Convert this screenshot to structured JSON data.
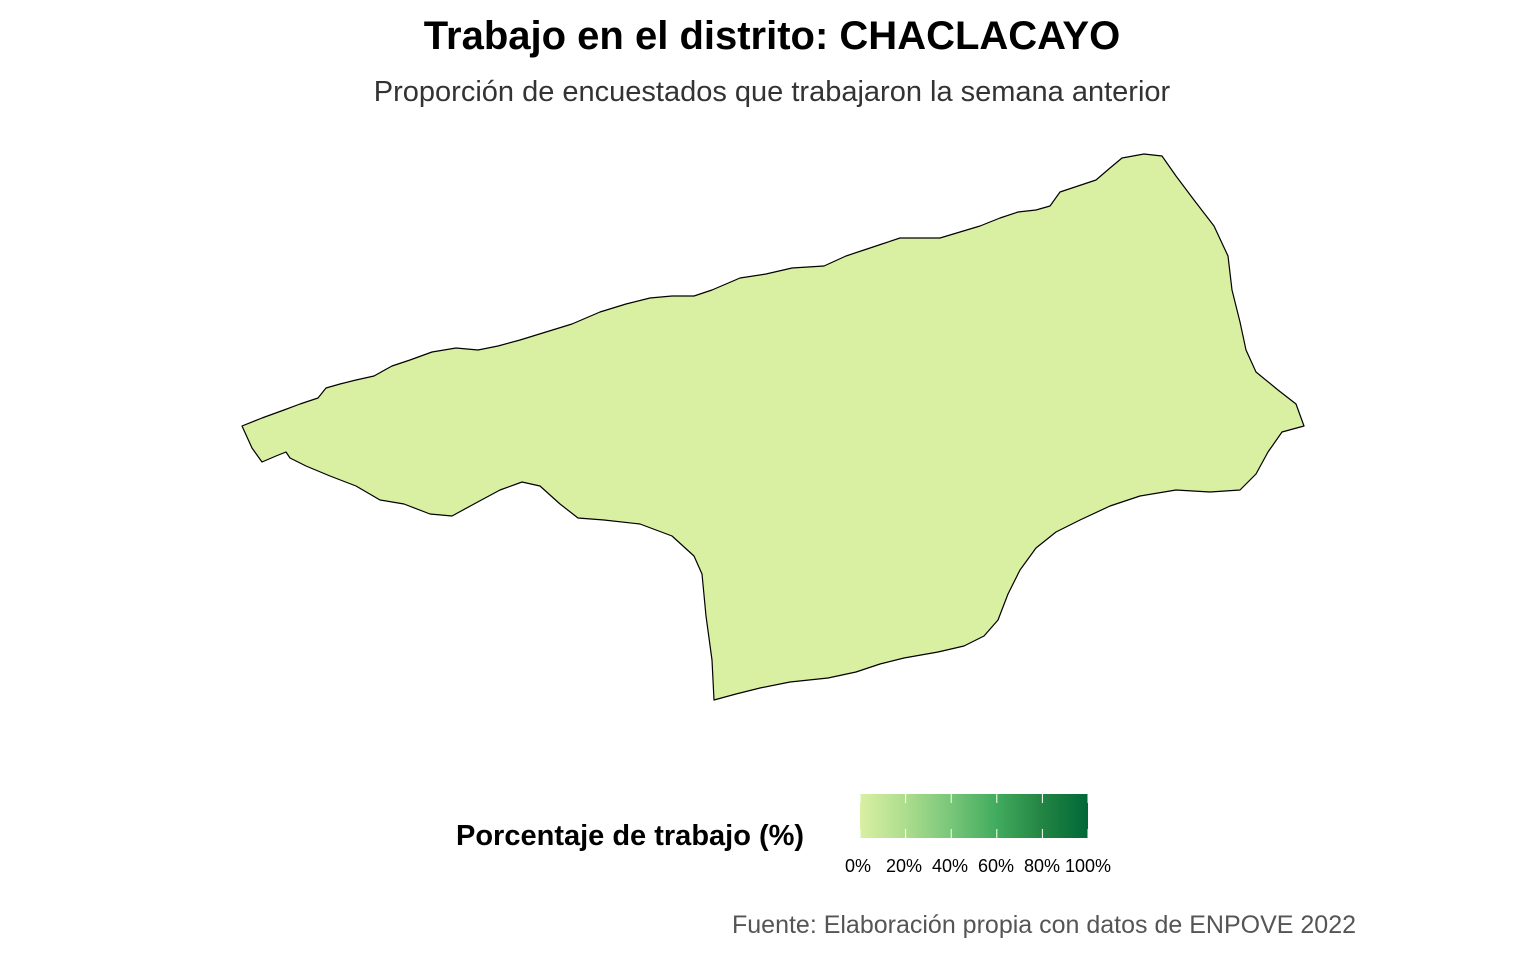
{
  "title": "Trabajo en el distrito: CHACLACAYO",
  "subtitle": "Proporción de encuestados que trabajaron la semana anterior",
  "district": {
    "name": "CHACLACAYO",
    "fill_color": "#d9f0a3",
    "stroke_color": "#000000"
  },
  "legend": {
    "title": "Porcentaje de trabajo (%)",
    "labels": [
      "0%",
      "20%",
      "40%",
      "60%",
      "80%",
      "100%"
    ],
    "gradient_colors": [
      "#d9f0a3",
      "#addd8e",
      "#78c679",
      "#41ab5d",
      "#238443",
      "#006837"
    ]
  },
  "source": "Fuente: Elaboración propia con datos de ENPOVE 2022"
}
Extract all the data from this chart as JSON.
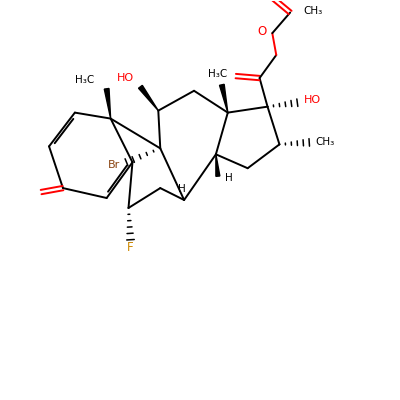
{
  "bg_color": "#ffffff",
  "bond_color": "#000000",
  "o_color": "#ff0000",
  "br_color": "#8b4513",
  "f_color": "#cc8800",
  "ho_color": "#ff0000",
  "lw": 1.4,
  "fig_size": [
    4.0,
    4.0
  ],
  "dpi": 100,
  "xlim": [
    0,
    10
  ],
  "ylim": [
    0,
    10
  ]
}
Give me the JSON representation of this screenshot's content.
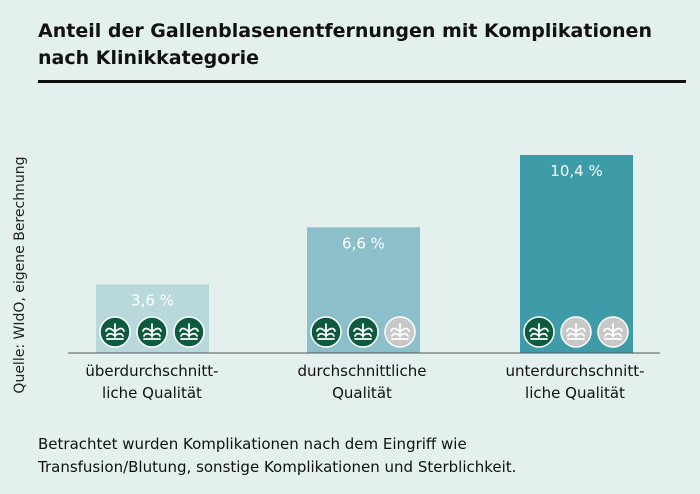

### Task goal
Beginning with the line that holds "Extract all the data from this chart as JSON.", output each line to the end of the material above, exactly, omitting the pictures.

### The completed task
Extract all the data from this chart as JSON.
{
  "bg_color": "#ffffff",
  "bond_color": "#000000",
  "o_color": "#ff0000",
  "br_color": "#8b4513",
  "f_color": "#cc8800",
  "ho_color": "#ff0000",
  "lw": 1.4,
  "fig_size": [
    4.0,
    4.0
  ],
  "dpi": 100,
  "xlim": [
    0,
    10
  ],
  "ylim": [
    0,
    10
  ]
}
Give me the JSON representation of this screenshot's content.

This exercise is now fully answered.